Task details: Check each line of the records for "Cell"; collect those that have it.

[Items from a data source]
++++

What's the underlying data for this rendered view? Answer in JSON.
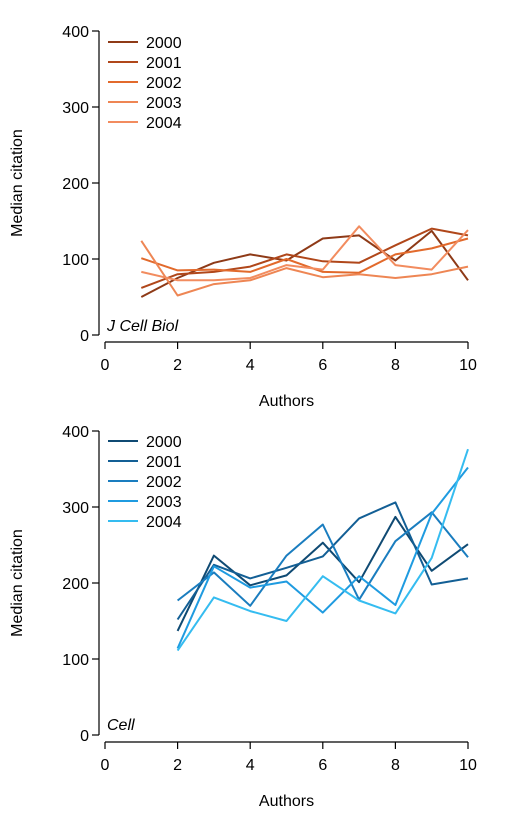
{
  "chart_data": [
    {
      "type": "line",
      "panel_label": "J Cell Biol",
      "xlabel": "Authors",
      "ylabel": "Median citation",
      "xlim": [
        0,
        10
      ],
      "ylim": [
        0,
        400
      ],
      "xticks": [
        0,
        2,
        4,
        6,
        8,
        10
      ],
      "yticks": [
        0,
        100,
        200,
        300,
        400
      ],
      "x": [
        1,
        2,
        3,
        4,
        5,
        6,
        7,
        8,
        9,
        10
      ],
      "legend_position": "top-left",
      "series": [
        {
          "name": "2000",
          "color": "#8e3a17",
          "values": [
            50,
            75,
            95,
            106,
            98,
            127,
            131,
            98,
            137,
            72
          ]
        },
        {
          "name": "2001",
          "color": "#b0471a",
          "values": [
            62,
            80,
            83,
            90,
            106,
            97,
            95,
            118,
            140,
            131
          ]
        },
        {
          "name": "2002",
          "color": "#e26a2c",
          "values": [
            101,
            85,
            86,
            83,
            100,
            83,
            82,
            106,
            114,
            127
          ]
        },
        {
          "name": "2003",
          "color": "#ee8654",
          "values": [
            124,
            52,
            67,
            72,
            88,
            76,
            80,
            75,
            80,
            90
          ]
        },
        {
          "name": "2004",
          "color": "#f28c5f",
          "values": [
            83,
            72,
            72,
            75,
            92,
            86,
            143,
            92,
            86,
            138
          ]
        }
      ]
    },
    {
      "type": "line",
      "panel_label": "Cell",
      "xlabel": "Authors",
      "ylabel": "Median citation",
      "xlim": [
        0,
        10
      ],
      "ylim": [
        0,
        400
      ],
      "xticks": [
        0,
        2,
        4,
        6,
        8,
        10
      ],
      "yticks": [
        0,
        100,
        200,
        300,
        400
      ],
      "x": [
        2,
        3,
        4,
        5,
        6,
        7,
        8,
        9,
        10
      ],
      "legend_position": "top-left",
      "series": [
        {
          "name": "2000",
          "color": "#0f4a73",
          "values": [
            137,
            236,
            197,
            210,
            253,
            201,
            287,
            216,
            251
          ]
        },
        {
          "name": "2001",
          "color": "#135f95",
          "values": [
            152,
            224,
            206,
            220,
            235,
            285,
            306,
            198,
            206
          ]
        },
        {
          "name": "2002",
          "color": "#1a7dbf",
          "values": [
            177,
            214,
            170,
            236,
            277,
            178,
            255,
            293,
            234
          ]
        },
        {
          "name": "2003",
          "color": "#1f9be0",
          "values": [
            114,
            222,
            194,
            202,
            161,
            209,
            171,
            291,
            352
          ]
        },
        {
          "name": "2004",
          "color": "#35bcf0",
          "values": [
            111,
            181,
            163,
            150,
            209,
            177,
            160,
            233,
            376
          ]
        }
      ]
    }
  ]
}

++++

Solution for this task:
      "panel_label": "J Cell Biol",
      "panel_label": "Cell",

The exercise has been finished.